AIM OF THE TASK: Copy each line of the records that contains the word "VALUES".

------------------------------

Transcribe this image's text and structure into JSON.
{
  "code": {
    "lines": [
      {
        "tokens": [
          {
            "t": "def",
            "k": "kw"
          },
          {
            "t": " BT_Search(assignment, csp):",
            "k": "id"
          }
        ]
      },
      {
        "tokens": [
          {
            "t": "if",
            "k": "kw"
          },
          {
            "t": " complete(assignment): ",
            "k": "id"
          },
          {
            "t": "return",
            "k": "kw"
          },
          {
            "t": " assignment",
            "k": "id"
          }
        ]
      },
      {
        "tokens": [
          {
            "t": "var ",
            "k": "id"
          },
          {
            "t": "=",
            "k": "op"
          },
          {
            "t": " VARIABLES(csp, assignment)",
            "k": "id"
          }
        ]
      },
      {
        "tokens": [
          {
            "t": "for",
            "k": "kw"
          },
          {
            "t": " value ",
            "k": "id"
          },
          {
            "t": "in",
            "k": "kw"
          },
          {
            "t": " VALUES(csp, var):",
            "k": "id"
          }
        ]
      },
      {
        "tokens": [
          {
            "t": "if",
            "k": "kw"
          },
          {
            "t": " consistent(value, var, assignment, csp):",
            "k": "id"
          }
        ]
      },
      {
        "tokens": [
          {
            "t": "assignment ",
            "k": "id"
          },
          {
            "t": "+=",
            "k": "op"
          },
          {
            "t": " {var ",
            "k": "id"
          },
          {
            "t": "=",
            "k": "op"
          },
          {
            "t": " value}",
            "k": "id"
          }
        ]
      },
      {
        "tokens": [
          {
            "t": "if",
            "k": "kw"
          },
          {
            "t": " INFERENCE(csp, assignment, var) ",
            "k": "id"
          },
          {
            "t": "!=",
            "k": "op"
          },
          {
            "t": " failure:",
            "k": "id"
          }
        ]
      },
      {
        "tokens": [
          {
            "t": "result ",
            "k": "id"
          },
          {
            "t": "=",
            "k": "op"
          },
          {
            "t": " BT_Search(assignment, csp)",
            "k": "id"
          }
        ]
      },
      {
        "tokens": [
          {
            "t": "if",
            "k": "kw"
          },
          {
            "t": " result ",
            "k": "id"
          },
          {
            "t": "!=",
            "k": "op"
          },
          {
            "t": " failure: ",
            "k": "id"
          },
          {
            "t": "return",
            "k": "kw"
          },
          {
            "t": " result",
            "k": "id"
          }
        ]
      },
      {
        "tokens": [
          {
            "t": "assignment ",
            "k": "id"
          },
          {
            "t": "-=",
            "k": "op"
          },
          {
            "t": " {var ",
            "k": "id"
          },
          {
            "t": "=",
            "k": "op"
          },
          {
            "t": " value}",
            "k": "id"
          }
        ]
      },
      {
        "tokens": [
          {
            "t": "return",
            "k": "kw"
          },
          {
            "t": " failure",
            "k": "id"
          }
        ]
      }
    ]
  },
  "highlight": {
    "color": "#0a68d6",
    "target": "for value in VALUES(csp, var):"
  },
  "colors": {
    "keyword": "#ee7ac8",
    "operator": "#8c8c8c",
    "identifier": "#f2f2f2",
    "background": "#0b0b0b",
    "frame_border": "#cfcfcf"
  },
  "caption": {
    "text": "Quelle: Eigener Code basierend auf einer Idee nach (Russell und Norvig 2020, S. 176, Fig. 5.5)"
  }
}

------------------------------

RESULT:
            "t": " VALUES(csp, var):",
    "target": "for value in VALUES(csp, var):"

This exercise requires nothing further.